[BEGIN Data shown]

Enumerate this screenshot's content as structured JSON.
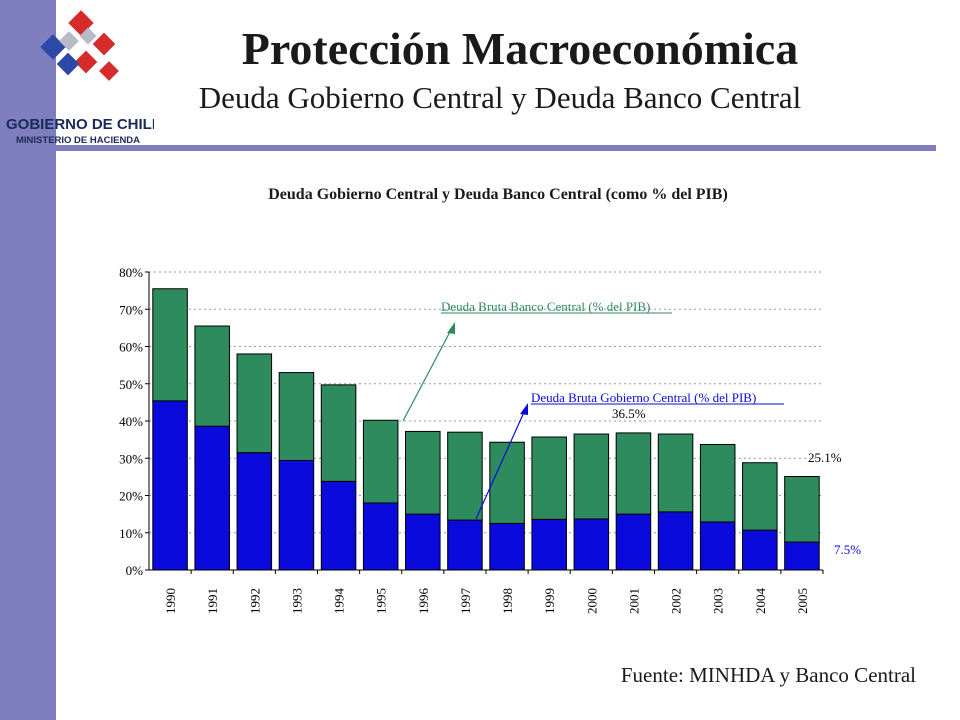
{
  "header": {
    "title": "Protección Macroeconómica",
    "subtitle": "Deuda Gobierno Central y Deuda Banco Central",
    "logo_line1": "GOBIERNO DE CHILE",
    "logo_line2": "MINISTERIO DE HACIENDA"
  },
  "source": "Fuente: MINHDA y Banco Central",
  "colors": {
    "band": "#7f7fbf",
    "gobierno": "#0a0adc",
    "banco": "#2e8b5e",
    "logo_red": "#d62b2b",
    "logo_blue": "#2b4aa8"
  },
  "chart_data": {
    "type": "bar",
    "stacked": true,
    "title": "Deuda Gobierno Central  y Deuda Banco Central (como % del PIB)",
    "categories": [
      "1990",
      "1991",
      "1992",
      "1993",
      "1994",
      "1995",
      "1996",
      "1997",
      "1998",
      "1999",
      "2000",
      "2001",
      "2002",
      "2003",
      "2004",
      "2005"
    ],
    "series": [
      {
        "name": "Deuda Bruta Gobierno Central (% del PIB)",
        "color": "#0a0adc",
        "values": [
          45.4,
          38.6,
          31.5,
          29.4,
          23.8,
          18.0,
          15.0,
          13.4,
          12.5,
          13.6,
          13.7,
          15.0,
          15.6,
          12.9,
          10.7,
          7.5
        ]
      },
      {
        "name": "Deuda Bruta Banco Central (% del PIB)",
        "color": "#2e8b5e",
        "values": [
          30.1,
          26.9,
          26.5,
          23.6,
          25.9,
          22.2,
          22.2,
          23.6,
          21.8,
          22.1,
          22.8,
          21.8,
          20.9,
          20.8,
          18.1,
          17.6
        ]
      }
    ],
    "ylim": [
      0,
      80
    ],
    "yticks": [
      "0%",
      "10%",
      "20%",
      "30%",
      "40%",
      "50%",
      "60%",
      "70%",
      "80%"
    ],
    "grid": true,
    "annotations": [
      {
        "text": "Deuda Bruta Banco Central (% del PIB)",
        "color": "#2e8b5e"
      },
      {
        "text": "Deuda Bruta Gobierno Central (% del PIB)",
        "color": "#0a0adc"
      },
      {
        "text": "36.5%"
      },
      {
        "text": "25.1%"
      },
      {
        "text": "7.5%"
      }
    ]
  }
}
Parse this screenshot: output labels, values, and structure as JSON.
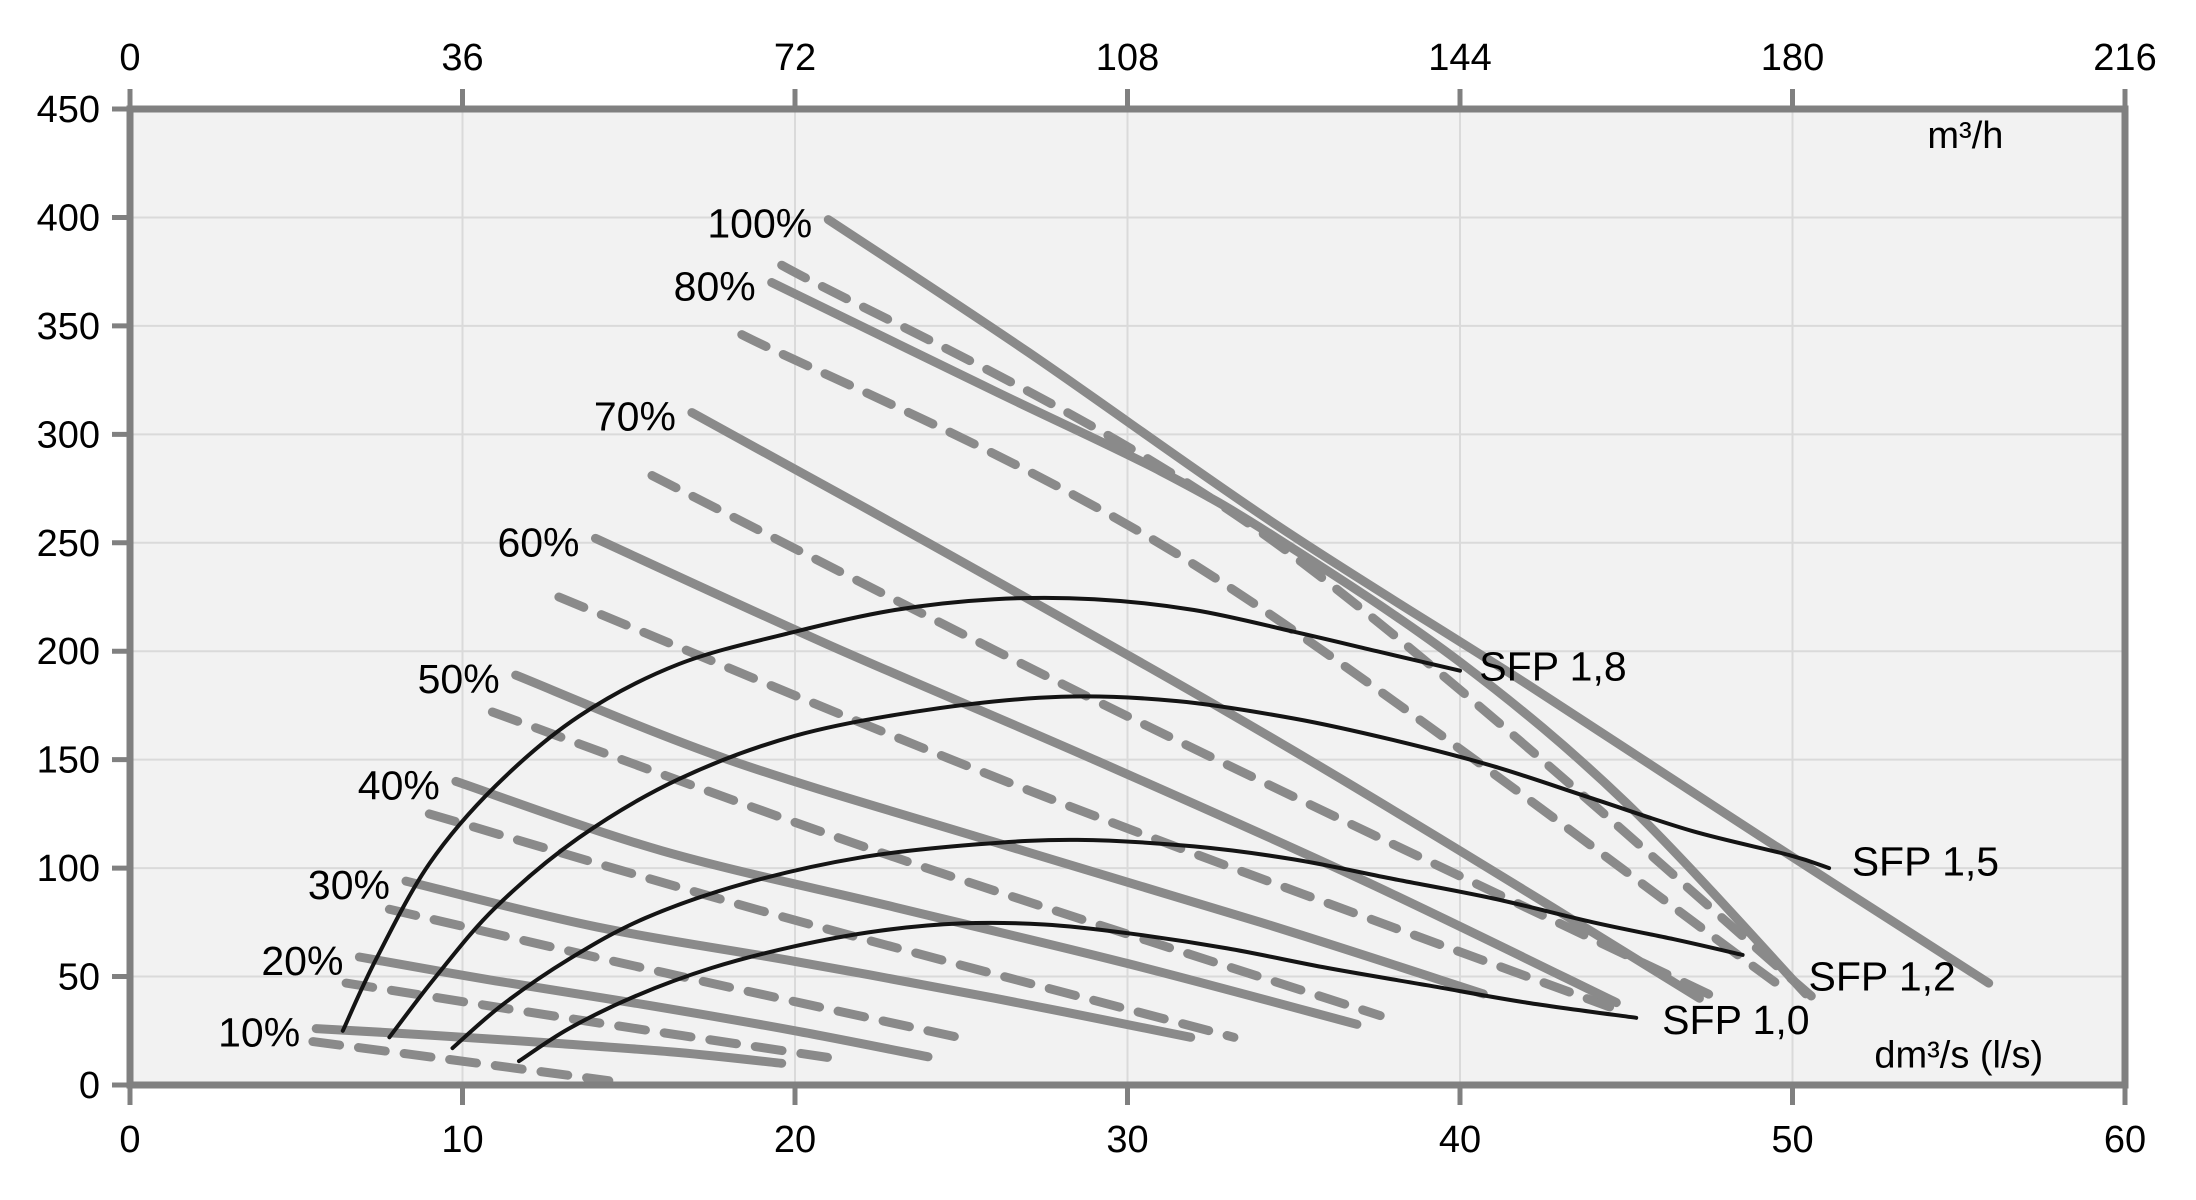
{
  "chart_data": {
    "type": "line",
    "title": "",
    "x_axis_top": {
      "unit": "m³/h",
      "range": [
        0,
        216
      ],
      "ticks": [
        0,
        36,
        72,
        108,
        144,
        180,
        216
      ]
    },
    "x_axis_bottom": {
      "unit": "dm³/s (l/s)",
      "range": [
        0,
        60
      ],
      "ticks": [
        0,
        10,
        20,
        30,
        40,
        50,
        60
      ]
    },
    "y_axis_left": {
      "unit": "",
      "range": [
        0,
        450
      ],
      "ticks": [
        0,
        50,
        100,
        150,
        200,
        250,
        300,
        350,
        400,
        450
      ]
    },
    "grid": true,
    "legend_position": "none",
    "unit_label_top": {
      "text": "m³/h",
      "at": [
        55.2,
        432
      ]
    },
    "unit_label_bottom": {
      "text": "dm³/s (l/s)",
      "at": [
        55.0,
        8
      ]
    },
    "fan_speed_curves_solid": [
      {
        "label": "10%",
        "label_at": [
          5.6,
          26
        ],
        "points": [
          [
            5.6,
            26
          ],
          [
            9,
            23
          ],
          [
            13,
            19
          ],
          [
            16.5,
            15
          ],
          [
            19.6,
            10
          ]
        ]
      },
      {
        "label": "20%",
        "label_at": [
          6.9,
          59
        ],
        "points": [
          [
            6.9,
            59
          ],
          [
            11,
            48
          ],
          [
            15.5,
            37
          ],
          [
            20,
            25
          ],
          [
            24,
            13
          ]
        ]
      },
      {
        "label": "30%",
        "label_at": [
          8.3,
          94
        ],
        "points": [
          [
            8.3,
            94
          ],
          [
            14,
            73
          ],
          [
            20,
            57
          ],
          [
            26,
            40
          ],
          [
            31.9,
            22
          ]
        ]
      },
      {
        "label": "40%",
        "label_at": [
          9.8,
          140
        ],
        "points": [
          [
            9.8,
            140
          ],
          [
            16,
            108
          ],
          [
            23,
            82
          ],
          [
            30,
            56
          ],
          [
            36.9,
            28
          ]
        ]
      },
      {
        "label": "50%",
        "label_at": [
          11.6,
          189
        ],
        "points": [
          [
            11.6,
            189
          ],
          [
            18,
            150
          ],
          [
            26,
            112
          ],
          [
            34,
            75
          ],
          [
            40.7,
            42
          ]
        ]
      },
      {
        "label": "60%",
        "label_at": [
          14.0,
          252
        ],
        "points": [
          [
            14,
            252
          ],
          [
            21,
            203
          ],
          [
            29,
            150
          ],
          [
            37,
            95
          ],
          [
            44.7,
            38
          ]
        ]
      },
      {
        "label": "70%",
        "label_at": [
          16.9,
          310
        ],
        "points": [
          [
            16.9,
            310
          ],
          [
            24,
            250
          ],
          [
            33,
            172
          ],
          [
            40,
            108
          ],
          [
            47.2,
            40
          ]
        ]
      },
      {
        "label": "80%",
        "label_at": [
          19.3,
          370
        ],
        "points": [
          [
            19.3,
            370
          ],
          [
            26,
            320
          ],
          [
            31,
            283
          ],
          [
            34.5,
            252
          ],
          [
            40,
            195
          ],
          [
            45,
            130
          ],
          [
            50.4,
            42
          ]
        ]
      },
      {
        "label": "100%",
        "label_at": [
          21.0,
          399
        ],
        "points": [
          [
            21,
            399
          ],
          [
            27,
            338
          ],
          [
            34.5,
            258
          ],
          [
            42,
            185
          ],
          [
            49,
            115
          ],
          [
            55.9,
            47
          ]
        ]
      }
    ],
    "fan_speed_curves_dashed": [
      {
        "speed": "10%",
        "points": [
          [
            5.5,
            20
          ],
          [
            9.5,
            12
          ],
          [
            14.4,
            2
          ]
        ]
      },
      {
        "speed": "20%",
        "points": [
          [
            6.5,
            47
          ],
          [
            13.5,
            30
          ],
          [
            21.3,
            12
          ]
        ]
      },
      {
        "speed": "30%",
        "points": [
          [
            7.8,
            81
          ],
          [
            16,
            52
          ],
          [
            25.2,
            21
          ]
        ]
      },
      {
        "speed": "40%",
        "points": [
          [
            9,
            125
          ],
          [
            20,
            76
          ],
          [
            33.2,
            22
          ]
        ]
      },
      {
        "speed": "50%",
        "points": [
          [
            10.9,
            172
          ],
          [
            23,
            105
          ],
          [
            37.6,
            32
          ]
        ]
      },
      {
        "speed": "60%",
        "points": [
          [
            12.9,
            225
          ],
          [
            27.5,
            133
          ],
          [
            44.5,
            36
          ]
        ]
      },
      {
        "speed": "70%",
        "points": [
          [
            15.7,
            281
          ],
          [
            30,
            170
          ],
          [
            47.6,
            41
          ]
        ]
      },
      {
        "speed": "80%",
        "points": [
          [
            18.4,
            346
          ],
          [
            32,
            240
          ],
          [
            49.6,
            46
          ]
        ]
      },
      {
        "speed": "100%",
        "points": [
          [
            19.6,
            378
          ],
          [
            34,
            255
          ],
          [
            50.8,
            38
          ]
        ]
      }
    ],
    "sfp_curves": [
      {
        "label": "SFP 1,8",
        "label_at": [
          40.4,
          193
        ],
        "points": [
          [
            6.4,
            25
          ],
          [
            7.4,
            58
          ],
          [
            9,
            102
          ],
          [
            11,
            138
          ],
          [
            13.5,
            170
          ],
          [
            16.5,
            194
          ],
          [
            20,
            209
          ],
          [
            23,
            219
          ],
          [
            26,
            224
          ],
          [
            29,
            224
          ],
          [
            32,
            219
          ],
          [
            35,
            209
          ],
          [
            37.5,
            200
          ],
          [
            40,
            191
          ]
        ]
      },
      {
        "label": "SFP 1,5",
        "label_at": [
          51.6,
          103
        ],
        "points": [
          [
            7.8,
            22
          ],
          [
            9.2,
            50
          ],
          [
            11,
            82
          ],
          [
            13.5,
            114
          ],
          [
            16.5,
            141
          ],
          [
            20,
            161
          ],
          [
            24,
            173
          ],
          [
            28,
            179
          ],
          [
            31.5,
            177
          ],
          [
            35,
            169
          ],
          [
            38,
            159
          ],
          [
            41,
            147
          ],
          [
            44,
            132
          ],
          [
            47,
            117
          ],
          [
            49.9,
            106
          ],
          [
            51.1,
            100
          ]
        ]
      },
      {
        "label": "SFP 1,2",
        "label_at": [
          50.3,
          50
        ],
        "points": [
          [
            9.7,
            17
          ],
          [
            11.2,
            37
          ],
          [
            13.2,
            58
          ],
          [
            15.5,
            77
          ],
          [
            18.5,
            93
          ],
          [
            22,
            105
          ],
          [
            25.5,
            111
          ],
          [
            28.5,
            113
          ],
          [
            32,
            110
          ],
          [
            35,
            104
          ],
          [
            38,
            95
          ],
          [
            41,
            86
          ],
          [
            44,
            75
          ],
          [
            46.5,
            67
          ],
          [
            48.5,
            60
          ]
        ]
      },
      {
        "label": "SFP 1,0",
        "label_at": [
          45.9,
          30
        ],
        "points": [
          [
            11.7,
            11
          ],
          [
            13.2,
            26
          ],
          [
            15.2,
            41
          ],
          [
            17.5,
            54
          ],
          [
            20,
            64
          ],
          [
            22.5,
            71
          ],
          [
            25,
            74.5
          ],
          [
            27.5,
            74
          ],
          [
            30,
            70
          ],
          [
            33,
            63
          ],
          [
            36,
            54
          ],
          [
            39,
            46
          ],
          [
            42,
            38
          ],
          [
            45.3,
            31
          ]
        ]
      }
    ],
    "colors": {
      "plot_background": "#f2f2f2",
      "page_background": "#ffffff",
      "grid": "#dadada",
      "spine": "#808080",
      "fan_curve_gray": "#8a8a8a",
      "sfp_black": "#141414",
      "text": "#000000"
    }
  }
}
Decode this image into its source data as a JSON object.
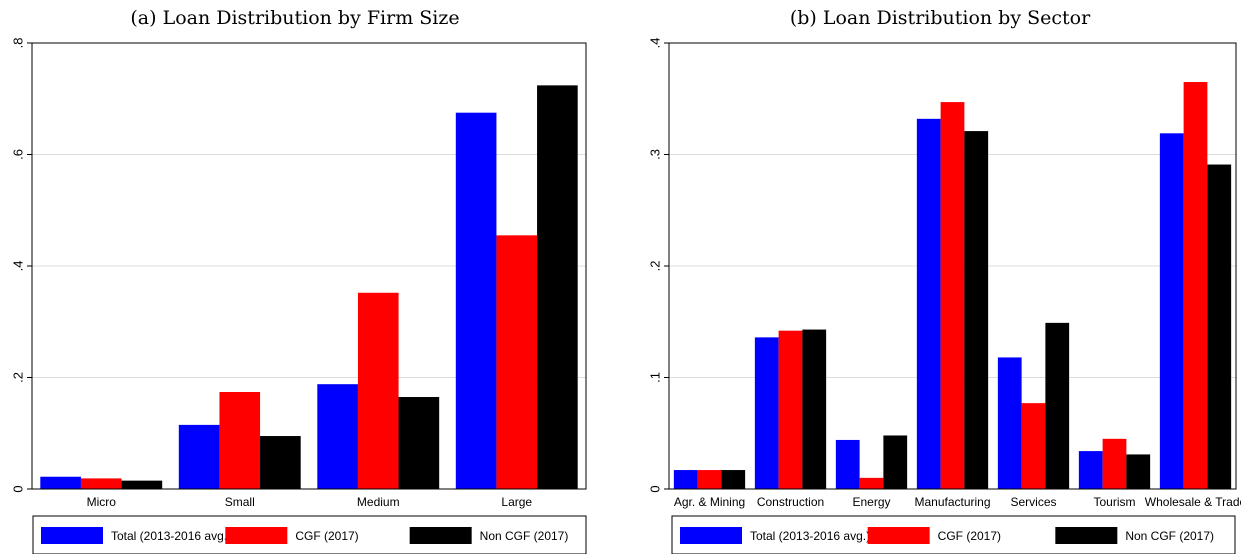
{
  "colors": {
    "total": "#0000ff",
    "cgf": "#ff0000",
    "noncgf": "#000000",
    "grid": "#dcdcdc"
  },
  "chart_data": [
    {
      "type": "bar",
      "title": "(a) Loan Distribution by Firm Size",
      "categories": [
        "Micro",
        "Small",
        "Medium",
        "Large"
      ],
      "ylim": [
        0,
        0.8
      ],
      "yticks": [
        0,
        0.2,
        0.4,
        0.6,
        0.8
      ],
      "ytick_labels": [
        "0",
        ".2",
        ".4",
        ".6",
        ".8"
      ],
      "grid": true,
      "legend_position": "bottom",
      "series": [
        {
          "name": "Total (2013-2016 avg.)",
          "color": "#0000ff",
          "values": [
            0.022,
            0.115,
            0.188,
            0.675
          ]
        },
        {
          "name": "CGF (2017)",
          "color": "#ff0000",
          "values": [
            0.019,
            0.174,
            0.352,
            0.455
          ]
        },
        {
          "name": "Non CGF (2017)",
          "color": "#000000",
          "values": [
            0.015,
            0.095,
            0.165,
            0.724
          ]
        }
      ]
    },
    {
      "type": "bar",
      "title": "(b) Loan Distribution by Sector",
      "categories": [
        "Agr. & Mining",
        "Construction",
        "Energy",
        "Manufacturing",
        "Services",
        "Tourism",
        "Wholesale & Trade"
      ],
      "ylim": [
        0,
        0.4
      ],
      "yticks": [
        0,
        0.1,
        0.2,
        0.3,
        0.4
      ],
      "ytick_labels": [
        "0",
        ".1",
        ".2",
        ".3",
        ".4"
      ],
      "grid": true,
      "legend_position": "bottom",
      "series": [
        {
          "name": "Total (2013-2016 avg.)",
          "color": "#0000ff",
          "values": [
            0.017,
            0.136,
            0.044,
            0.332,
            0.118,
            0.034,
            0.319
          ]
        },
        {
          "name": "CGF (2017)",
          "color": "#ff0000",
          "values": [
            0.017,
            0.142,
            0.01,
            0.347,
            0.077,
            0.045,
            0.365
          ]
        },
        {
          "name": "Non CGF (2017)",
          "color": "#000000",
          "values": [
            0.017,
            0.143,
            0.048,
            0.321,
            0.149,
            0.031,
            0.291
          ]
        }
      ]
    }
  ]
}
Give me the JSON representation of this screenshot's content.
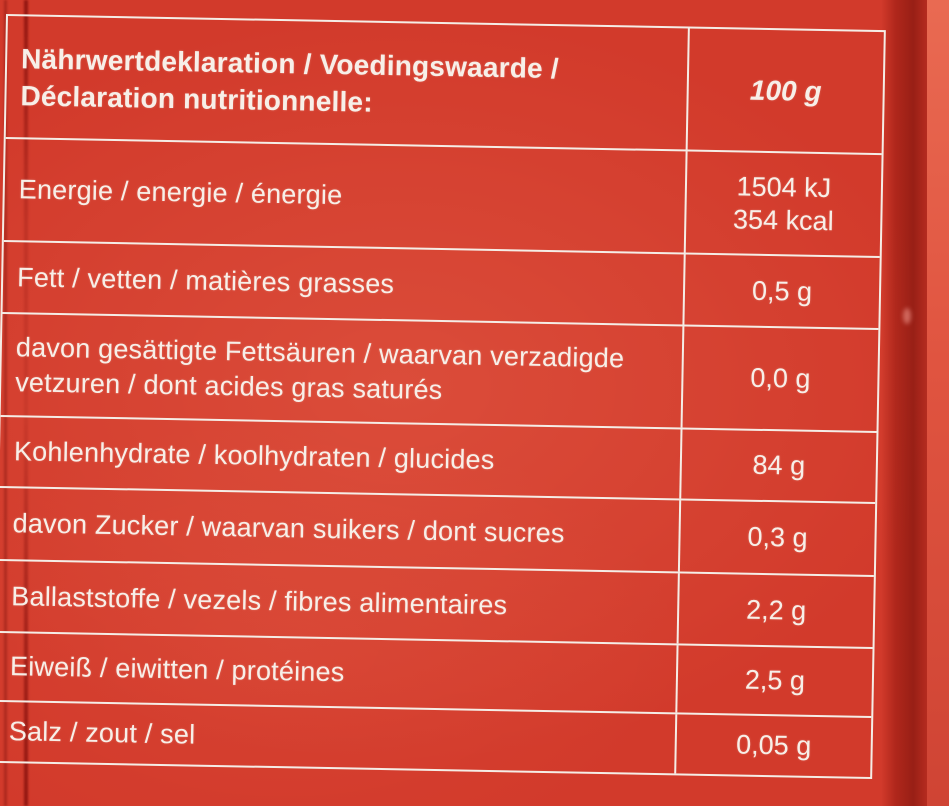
{
  "colors": {
    "package_red": "#d23a2b",
    "package_red_dark": "#a8241b",
    "package_red_highlight": "#e96a52",
    "label_text": "#f7efe8",
    "grid_line": "#f5ede6"
  },
  "table": {
    "title": "Nährwertdeklaration / Voedingswaarde / Déclaration nutritionnelle:",
    "amount_header": "100 g",
    "rows": [
      {
        "label": "Energie / energie / énergie",
        "value": "1504 kJ",
        "value2": "354 kcal"
      },
      {
        "label": "Fett / vetten / matières grasses",
        "value": "0,5 g"
      },
      {
        "label": "davon gesättigte Fettsäuren / waarvan verzadigde vetzuren / dont acides gras saturés",
        "value": "0,0 g"
      },
      {
        "label": "Kohlenhydrate / koolhydraten / glucides",
        "value": "84 g"
      },
      {
        "label": "davon Zucker / waarvan suikers / dont sucres",
        "value": "0,3 g"
      },
      {
        "label": "Ballaststoffe / vezels / fibres alimentaires",
        "value": "2,2 g"
      },
      {
        "label": "Eiweiß / eiwitten / protéines",
        "value": "2,5 g"
      },
      {
        "label": "Salz / zout / sel",
        "value": "0,05 g"
      }
    ]
  }
}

[END Data shown]

What is expected:
Gather each line in the data that holds the string "screenshot".

Expected answer:
Enumerate this screenshot's content as structured JSON.
Parse this screenshot: output labels, values, and structure as JSON.
Give me the JSON representation of this screenshot's content.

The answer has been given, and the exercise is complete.